— Start of SELECTED PASSAGE —

Motordrome is the third album by Danish singer and songwriter MØ, released on 28 January 2022 through Columbia Records. It was announced alongside the release of the singles "Brad Pitt" and "Goosebumps" on 12 November 2021, and also includes the singles "Live to Survive" and "Kindness". MØ was to tour Europe and North America from February 2022 in support of the album.

Motordrome charted only in Denmark, debuting at number nine on the Danish Albums Chart.

Background
MØ began work on Motordrome to help herself "out of a downward spiral – out of the motor d[r]ome of her own head". She characterised the album as being "about both the sadness and the joy of making changes in your life" and stated that she hopes Motordrome feels "genuine" to listeners in the sense that "there are stories there that they can connect with". She also expressed that the album "represents a huge change in my life. Even though I'm still doing what I love doing, it does feel like a new chapter. That is scary, but it's freeing."

— End of SELECTED PASSAGE —
— Start of DATASET RECORDS —

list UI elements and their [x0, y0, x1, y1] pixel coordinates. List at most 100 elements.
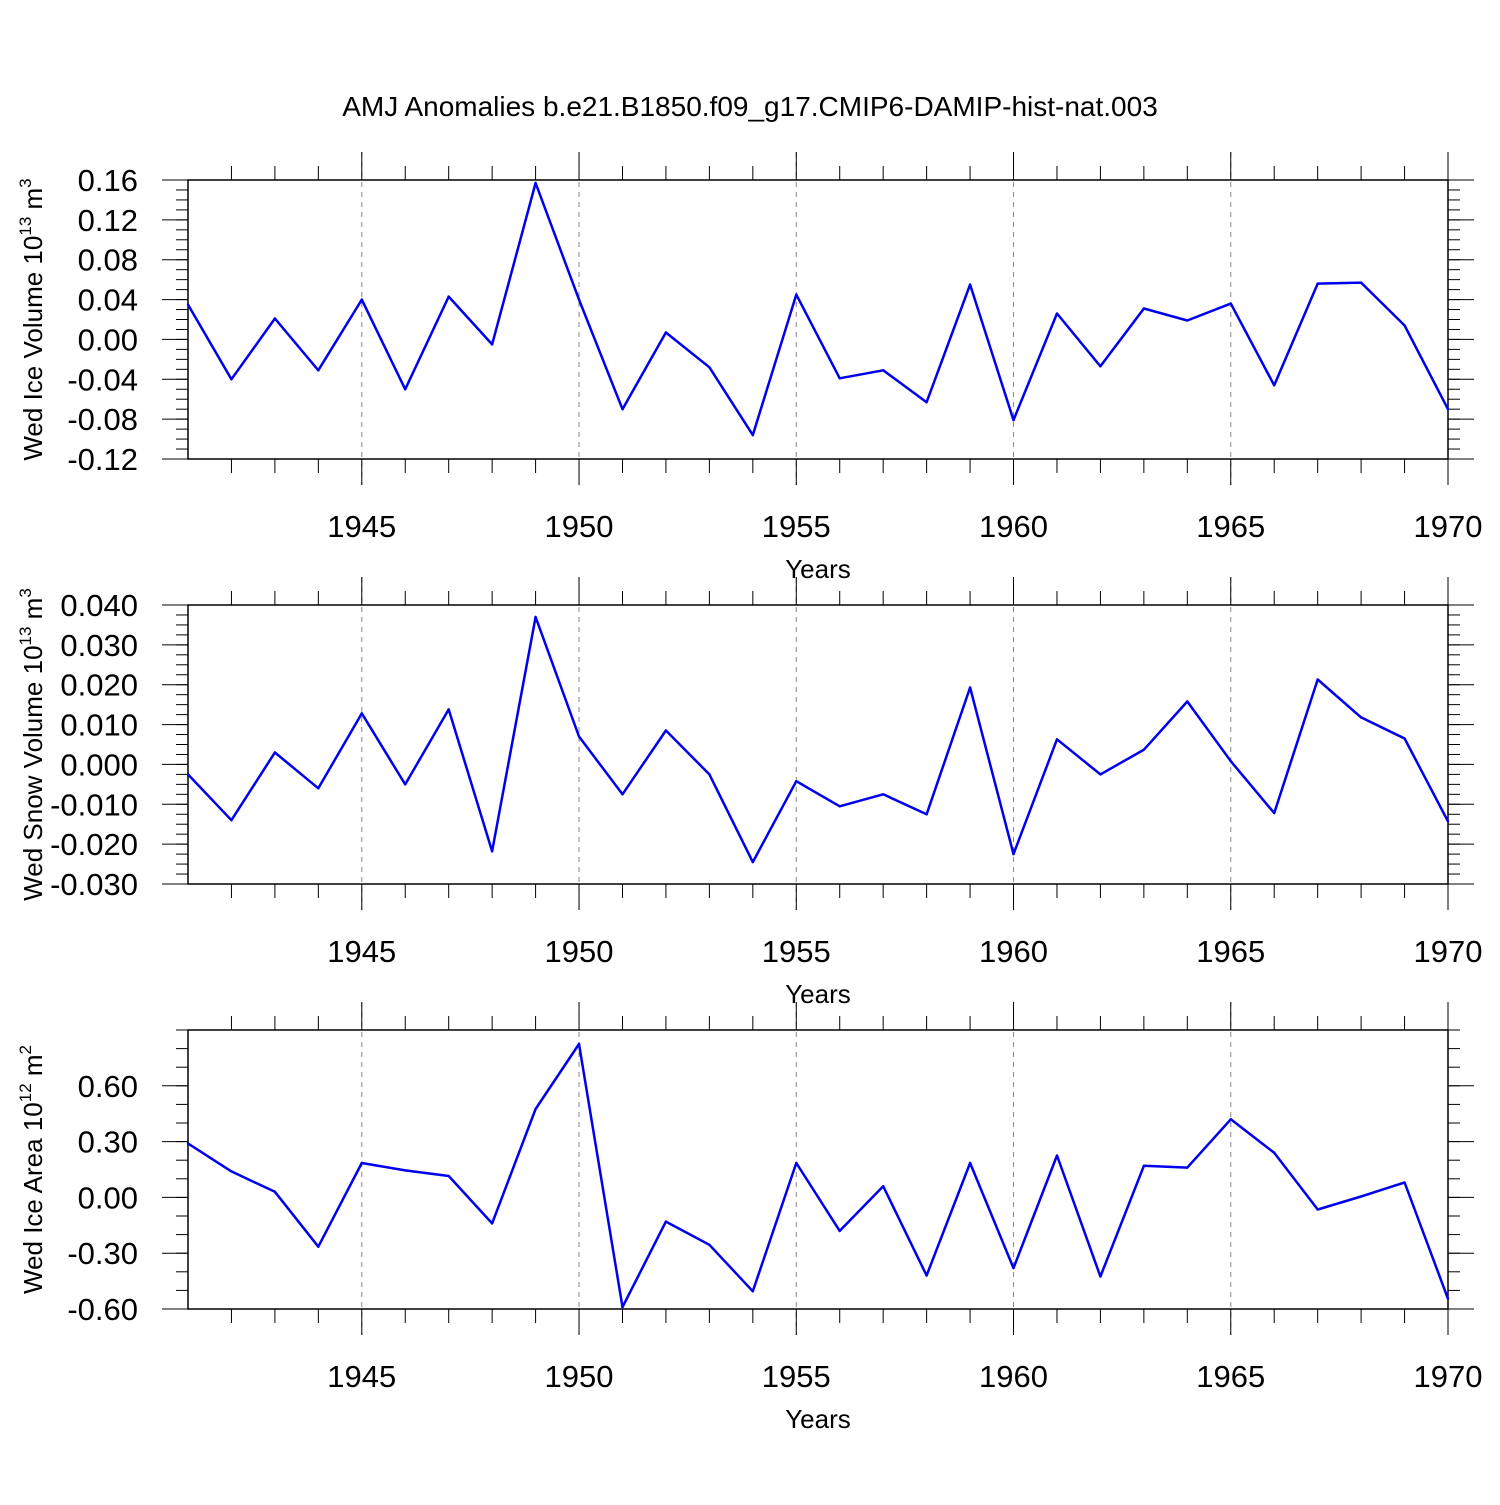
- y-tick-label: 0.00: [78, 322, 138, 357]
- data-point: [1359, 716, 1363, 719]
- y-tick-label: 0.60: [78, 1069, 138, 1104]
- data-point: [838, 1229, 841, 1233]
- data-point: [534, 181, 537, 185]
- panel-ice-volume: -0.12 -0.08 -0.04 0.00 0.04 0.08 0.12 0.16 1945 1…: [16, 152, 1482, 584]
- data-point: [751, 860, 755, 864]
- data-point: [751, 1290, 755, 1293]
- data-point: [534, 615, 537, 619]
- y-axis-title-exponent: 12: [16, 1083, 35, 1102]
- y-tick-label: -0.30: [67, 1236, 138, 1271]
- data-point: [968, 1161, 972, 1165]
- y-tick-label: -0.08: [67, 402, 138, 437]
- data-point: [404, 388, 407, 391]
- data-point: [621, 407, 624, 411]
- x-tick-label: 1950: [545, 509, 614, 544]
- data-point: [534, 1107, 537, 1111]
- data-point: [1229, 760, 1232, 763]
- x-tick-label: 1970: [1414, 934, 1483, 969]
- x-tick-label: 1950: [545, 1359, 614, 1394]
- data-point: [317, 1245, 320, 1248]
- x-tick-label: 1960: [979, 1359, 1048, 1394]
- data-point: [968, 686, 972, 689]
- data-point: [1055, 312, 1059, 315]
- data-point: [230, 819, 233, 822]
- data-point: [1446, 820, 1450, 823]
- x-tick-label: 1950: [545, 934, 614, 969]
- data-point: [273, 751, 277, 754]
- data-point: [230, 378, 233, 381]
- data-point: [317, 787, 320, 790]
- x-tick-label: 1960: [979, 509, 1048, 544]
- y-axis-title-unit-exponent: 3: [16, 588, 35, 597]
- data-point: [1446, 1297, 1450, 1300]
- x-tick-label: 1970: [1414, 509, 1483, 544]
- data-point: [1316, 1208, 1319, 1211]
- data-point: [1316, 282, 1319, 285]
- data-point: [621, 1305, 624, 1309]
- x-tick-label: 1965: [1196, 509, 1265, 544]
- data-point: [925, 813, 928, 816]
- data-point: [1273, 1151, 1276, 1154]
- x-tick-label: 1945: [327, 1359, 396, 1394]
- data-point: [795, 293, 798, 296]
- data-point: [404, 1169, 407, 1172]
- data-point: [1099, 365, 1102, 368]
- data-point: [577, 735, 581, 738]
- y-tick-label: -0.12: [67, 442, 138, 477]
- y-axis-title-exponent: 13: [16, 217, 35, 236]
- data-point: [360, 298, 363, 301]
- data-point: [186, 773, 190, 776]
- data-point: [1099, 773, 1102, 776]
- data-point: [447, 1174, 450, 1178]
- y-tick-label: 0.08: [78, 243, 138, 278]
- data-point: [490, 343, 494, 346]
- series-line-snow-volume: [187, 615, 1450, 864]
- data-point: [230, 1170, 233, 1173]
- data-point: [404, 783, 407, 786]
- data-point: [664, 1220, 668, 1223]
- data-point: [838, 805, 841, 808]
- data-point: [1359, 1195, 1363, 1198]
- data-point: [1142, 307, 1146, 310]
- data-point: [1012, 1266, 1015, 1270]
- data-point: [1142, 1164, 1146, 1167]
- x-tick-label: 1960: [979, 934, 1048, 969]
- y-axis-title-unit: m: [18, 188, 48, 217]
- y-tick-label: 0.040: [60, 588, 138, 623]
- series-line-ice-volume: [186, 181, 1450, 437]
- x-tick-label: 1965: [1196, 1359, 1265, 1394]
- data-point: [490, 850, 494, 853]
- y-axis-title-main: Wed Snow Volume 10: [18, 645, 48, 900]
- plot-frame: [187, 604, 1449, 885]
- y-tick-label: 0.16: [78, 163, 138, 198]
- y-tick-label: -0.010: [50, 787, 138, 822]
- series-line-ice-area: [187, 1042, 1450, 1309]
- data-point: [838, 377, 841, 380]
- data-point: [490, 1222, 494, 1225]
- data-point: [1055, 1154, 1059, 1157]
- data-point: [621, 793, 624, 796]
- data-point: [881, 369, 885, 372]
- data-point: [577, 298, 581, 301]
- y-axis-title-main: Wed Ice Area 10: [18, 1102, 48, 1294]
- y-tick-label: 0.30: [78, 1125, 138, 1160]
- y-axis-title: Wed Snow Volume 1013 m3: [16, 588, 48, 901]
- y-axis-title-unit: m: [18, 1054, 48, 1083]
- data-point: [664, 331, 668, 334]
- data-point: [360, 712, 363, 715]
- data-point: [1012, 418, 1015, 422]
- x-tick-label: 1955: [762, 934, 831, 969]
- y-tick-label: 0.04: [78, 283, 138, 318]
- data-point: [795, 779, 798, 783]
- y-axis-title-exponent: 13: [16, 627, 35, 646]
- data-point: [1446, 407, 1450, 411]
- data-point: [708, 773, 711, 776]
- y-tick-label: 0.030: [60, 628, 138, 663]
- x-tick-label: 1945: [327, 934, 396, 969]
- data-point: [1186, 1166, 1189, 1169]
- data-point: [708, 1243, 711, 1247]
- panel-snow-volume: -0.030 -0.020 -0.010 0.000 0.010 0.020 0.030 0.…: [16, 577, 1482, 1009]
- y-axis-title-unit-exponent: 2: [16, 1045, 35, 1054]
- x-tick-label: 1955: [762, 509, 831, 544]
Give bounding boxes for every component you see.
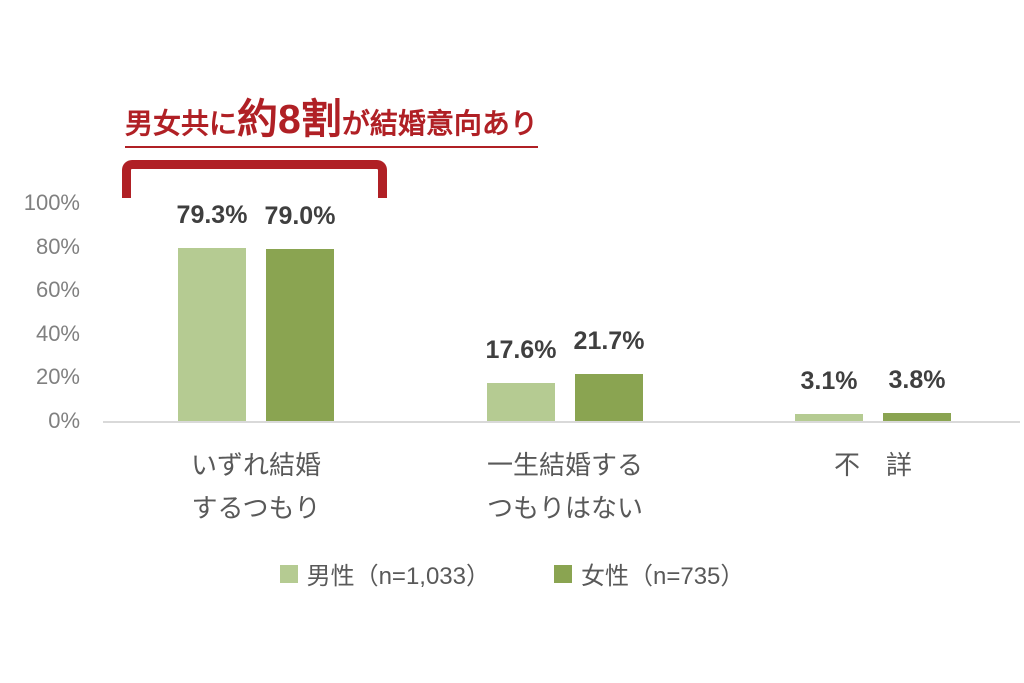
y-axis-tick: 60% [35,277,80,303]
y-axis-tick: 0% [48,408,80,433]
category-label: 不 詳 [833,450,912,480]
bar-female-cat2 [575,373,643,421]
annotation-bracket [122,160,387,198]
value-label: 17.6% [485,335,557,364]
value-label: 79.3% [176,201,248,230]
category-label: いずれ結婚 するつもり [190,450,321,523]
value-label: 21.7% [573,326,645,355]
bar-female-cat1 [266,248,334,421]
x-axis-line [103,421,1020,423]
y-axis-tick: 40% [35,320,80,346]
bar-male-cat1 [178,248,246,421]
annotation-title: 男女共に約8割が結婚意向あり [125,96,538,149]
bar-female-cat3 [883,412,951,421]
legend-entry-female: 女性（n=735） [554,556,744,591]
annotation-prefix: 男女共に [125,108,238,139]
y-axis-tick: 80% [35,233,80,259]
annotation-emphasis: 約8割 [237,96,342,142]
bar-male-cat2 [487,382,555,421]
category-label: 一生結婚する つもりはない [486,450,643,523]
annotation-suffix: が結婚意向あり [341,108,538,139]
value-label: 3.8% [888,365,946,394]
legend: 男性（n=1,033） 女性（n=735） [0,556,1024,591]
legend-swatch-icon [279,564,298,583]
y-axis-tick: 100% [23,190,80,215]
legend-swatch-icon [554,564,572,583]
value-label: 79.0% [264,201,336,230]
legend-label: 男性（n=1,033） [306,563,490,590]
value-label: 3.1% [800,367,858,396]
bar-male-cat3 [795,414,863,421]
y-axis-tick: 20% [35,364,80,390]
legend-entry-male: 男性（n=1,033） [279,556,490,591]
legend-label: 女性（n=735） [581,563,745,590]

— End of DATASET RECORDS —

● TASK INSTRUCTIONS:
1) Repeat word for word the part of the Motordrome passage that begins at "Motordrome is the" and ends with "of the album.".
2) From the records, reproduce the lines that run from the one containing "- y-tick-label: 0.00: [78, 322, 138, 357]" through the one containing "- panel-ice-volume: -0.12", with both of those lines included.
The Motordrome passage and the records were drawn from separate sources.

● SOLUTIONS:
1)
Motordrome is the third album by Danish singer and songwriter MØ, released on 28 January 2022 through Columbia Records. It was announced alongside the release of the singles "Brad Pitt" and "Goosebumps" on 12 November 2021, and also includes the singles "Live to Survive" and "Kindness". MØ was to tour Europe and North America from February 2022 in support of the album.

2)
- y-tick-label: 0.00: [78, 322, 138, 357]
- data-point: [1359, 716, 1363, 719]
- y-tick-label: 0.60: [78, 1069, 138, 1104]
- data-point: [838, 1229, 841, 1233]
- data-point: [534, 181, 537, 185]
- panel-ice-volume: -0.12 -0.08 -0.04 0.00 0.04 0.08 0.12 0.16 1945 1…: [16, 152, 1482, 584]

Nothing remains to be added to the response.